> **TASK DIRECTIONS**
Transcribe the material word for word, but without the images.

Start of EXERCISE MATERIAL

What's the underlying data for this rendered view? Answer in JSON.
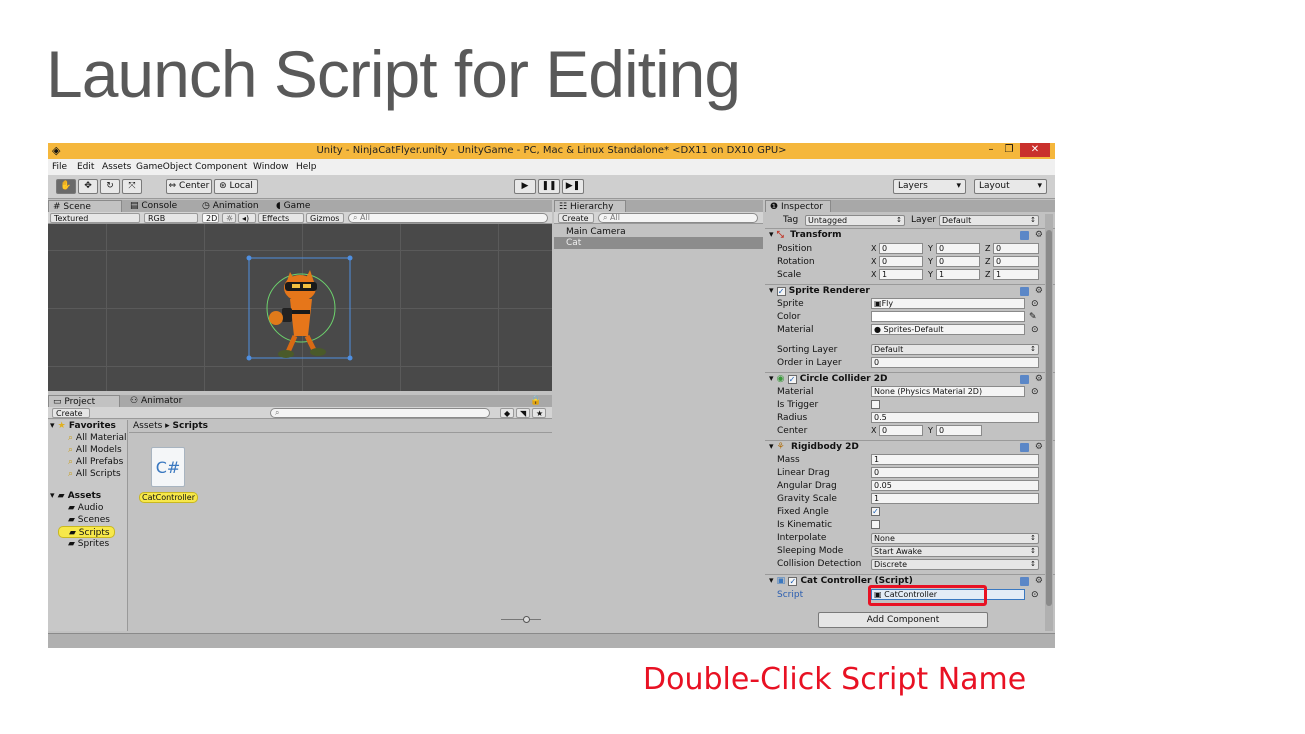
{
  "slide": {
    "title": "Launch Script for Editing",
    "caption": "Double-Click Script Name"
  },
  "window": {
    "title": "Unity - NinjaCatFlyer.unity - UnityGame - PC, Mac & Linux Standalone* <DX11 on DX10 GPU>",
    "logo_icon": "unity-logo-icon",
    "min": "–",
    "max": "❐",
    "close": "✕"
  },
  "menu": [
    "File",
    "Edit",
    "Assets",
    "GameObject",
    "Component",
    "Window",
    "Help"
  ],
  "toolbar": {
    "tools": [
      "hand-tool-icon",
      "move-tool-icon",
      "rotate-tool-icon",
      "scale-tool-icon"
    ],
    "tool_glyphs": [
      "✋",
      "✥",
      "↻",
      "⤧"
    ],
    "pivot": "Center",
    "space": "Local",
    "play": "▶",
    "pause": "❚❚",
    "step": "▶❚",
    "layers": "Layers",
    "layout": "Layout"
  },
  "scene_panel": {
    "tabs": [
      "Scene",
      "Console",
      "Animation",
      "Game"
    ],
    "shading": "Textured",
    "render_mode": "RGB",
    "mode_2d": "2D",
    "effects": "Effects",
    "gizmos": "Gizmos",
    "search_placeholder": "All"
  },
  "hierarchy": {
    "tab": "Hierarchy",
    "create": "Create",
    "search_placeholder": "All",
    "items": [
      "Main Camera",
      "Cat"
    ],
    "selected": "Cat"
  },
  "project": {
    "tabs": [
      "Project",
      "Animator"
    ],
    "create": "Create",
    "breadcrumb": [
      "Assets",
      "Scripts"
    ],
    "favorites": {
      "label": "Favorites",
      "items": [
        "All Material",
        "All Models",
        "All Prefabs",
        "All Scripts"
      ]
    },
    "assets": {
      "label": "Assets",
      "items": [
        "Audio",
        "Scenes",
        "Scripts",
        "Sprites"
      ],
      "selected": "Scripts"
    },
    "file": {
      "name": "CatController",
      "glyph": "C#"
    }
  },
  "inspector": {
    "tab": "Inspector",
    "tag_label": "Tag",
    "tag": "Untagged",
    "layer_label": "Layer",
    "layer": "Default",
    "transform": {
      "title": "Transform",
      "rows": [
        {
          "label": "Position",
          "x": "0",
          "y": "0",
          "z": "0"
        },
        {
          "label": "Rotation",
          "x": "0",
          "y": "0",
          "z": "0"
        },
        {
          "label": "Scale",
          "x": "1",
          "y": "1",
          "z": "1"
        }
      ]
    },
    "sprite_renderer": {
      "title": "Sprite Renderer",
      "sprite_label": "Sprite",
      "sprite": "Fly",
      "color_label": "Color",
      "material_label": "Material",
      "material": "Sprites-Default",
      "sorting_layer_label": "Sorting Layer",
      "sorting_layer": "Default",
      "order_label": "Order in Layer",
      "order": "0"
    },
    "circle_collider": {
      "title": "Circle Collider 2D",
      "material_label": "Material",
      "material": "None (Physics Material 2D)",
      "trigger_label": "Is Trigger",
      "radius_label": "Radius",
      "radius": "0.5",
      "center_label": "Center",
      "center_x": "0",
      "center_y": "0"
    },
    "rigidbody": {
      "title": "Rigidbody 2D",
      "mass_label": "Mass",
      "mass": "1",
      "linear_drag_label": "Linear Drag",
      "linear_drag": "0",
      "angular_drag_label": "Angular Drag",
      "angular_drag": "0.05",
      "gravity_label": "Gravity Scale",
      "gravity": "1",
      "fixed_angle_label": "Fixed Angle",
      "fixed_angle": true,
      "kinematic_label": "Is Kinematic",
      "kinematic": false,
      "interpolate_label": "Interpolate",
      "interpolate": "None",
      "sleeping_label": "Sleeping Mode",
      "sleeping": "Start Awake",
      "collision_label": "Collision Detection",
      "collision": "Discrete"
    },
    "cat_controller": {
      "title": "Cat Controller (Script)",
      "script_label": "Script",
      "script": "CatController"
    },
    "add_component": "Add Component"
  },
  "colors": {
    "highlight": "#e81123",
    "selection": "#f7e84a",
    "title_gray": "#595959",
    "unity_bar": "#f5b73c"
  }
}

End of EXERCISE MATERIAL

> **RESULT OF THE EXERCISE**
What's the underlying data for this rendered view? Answer in JSON.
{
  "slide": {
    "title": "Launch Script for Editing",
    "caption": "Double-Click Script Name"
  },
  "window": {
    "title": "Unity - NinjaCatFlyer.unity - UnityGame - PC, Mac & Linux Standalone* <DX11 on DX10 GPU>",
    "logo_icon": "unity-logo-icon",
    "min": "–",
    "max": "❐",
    "close": "✕"
  },
  "menu": [
    "File",
    "Edit",
    "Assets",
    "GameObject",
    "Component",
    "Window",
    "Help"
  ],
  "toolbar": {
    "tools": [
      "hand-tool-icon",
      "move-tool-icon",
      "rotate-tool-icon",
      "scale-tool-icon"
    ],
    "tool_glyphs": [
      "✋",
      "✥",
      "↻",
      "⤧"
    ],
    "pivot": "Center",
    "space": "Local",
    "play": "▶",
    "pause": "❚❚",
    "step": "▶❚",
    "layers": "Layers",
    "layout": "Layout"
  },
  "scene_panel": {
    "tabs": [
      "Scene",
      "Console",
      "Animation",
      "Game"
    ],
    "shading": "Textured",
    "render_mode": "RGB",
    "mode_2d": "2D",
    "effects": "Effects",
    "gizmos": "Gizmos",
    "search_placeholder": "All"
  },
  "hierarchy": {
    "tab": "Hierarchy",
    "create": "Create",
    "search_placeholder": "All",
    "items": [
      "Main Camera",
      "Cat"
    ],
    "selected": "Cat"
  },
  "project": {
    "tabs": [
      "Project",
      "Animator"
    ],
    "create": "Create",
    "breadcrumb": [
      "Assets",
      "Scripts"
    ],
    "favorites": {
      "label": "Favorites",
      "items": [
        "All Material",
        "All Models",
        "All Prefabs",
        "All Scripts"
      ]
    },
    "assets": {
      "label": "Assets",
      "items": [
        "Audio",
        "Scenes",
        "Scripts",
        "Sprites"
      ],
      "selected": "Scripts"
    },
    "file": {
      "name": "CatController",
      "glyph": "C#"
    }
  },
  "inspector": {
    "tab": "Inspector",
    "tag_label": "Tag",
    "tag": "Untagged",
    "layer_label": "Layer",
    "layer": "Default",
    "transform": {
      "title": "Transform",
      "rows": [
        {
          "label": "Position",
          "x": "0",
          "y": "0",
          "z": "0"
        },
        {
          "label": "Rotation",
          "x": "0",
          "y": "0",
          "z": "0"
        },
        {
          "label": "Scale",
          "x": "1",
          "y": "1",
          "z": "1"
        }
      ]
    },
    "sprite_renderer": {
      "title": "Sprite Renderer",
      "sprite_label": "Sprite",
      "sprite": "Fly",
      "color_label": "Color",
      "material_label": "Material",
      "material": "Sprites-Default",
      "sorting_layer_label": "Sorting Layer",
      "sorting_layer": "Default",
      "order_label": "Order in Layer",
      "order": "0"
    },
    "circle_collider": {
      "title": "Circle Collider 2D",
      "material_label": "Material",
      "material": "None (Physics Material 2D)",
      "trigger_label": "Is Trigger",
      "radius_label": "Radius",
      "radius": "0.5",
      "center_label": "Center",
      "center_x": "0",
      "center_y": "0"
    },
    "rigidbody": {
      "title": "Rigidbody 2D",
      "mass_label": "Mass",
      "mass": "1",
      "linear_drag_label": "Linear Drag",
      "linear_drag": "0",
      "angular_drag_label": "Angular Drag",
      "angular_drag": "0.05",
      "gravity_label": "Gravity Scale",
      "gravity": "1",
      "fixed_angle_label": "Fixed Angle",
      "fixed_angle": true,
      "kinematic_label": "Is Kinematic",
      "kinematic": false,
      "interpolate_label": "Interpolate",
      "interpolate": "None",
      "sleeping_label": "Sleeping Mode",
      "sleeping": "Start Awake",
      "collision_label": "Collision Detection",
      "collision": "Discrete"
    },
    "cat_controller": {
      "title": "Cat Controller (Script)",
      "script_label": "Script",
      "script": "CatController"
    },
    "add_component": "Add Component"
  },
  "colors": {
    "highlight": "#e81123",
    "selection": "#f7e84a",
    "title_gray": "#595959",
    "unity_bar": "#f5b73c"
  }
}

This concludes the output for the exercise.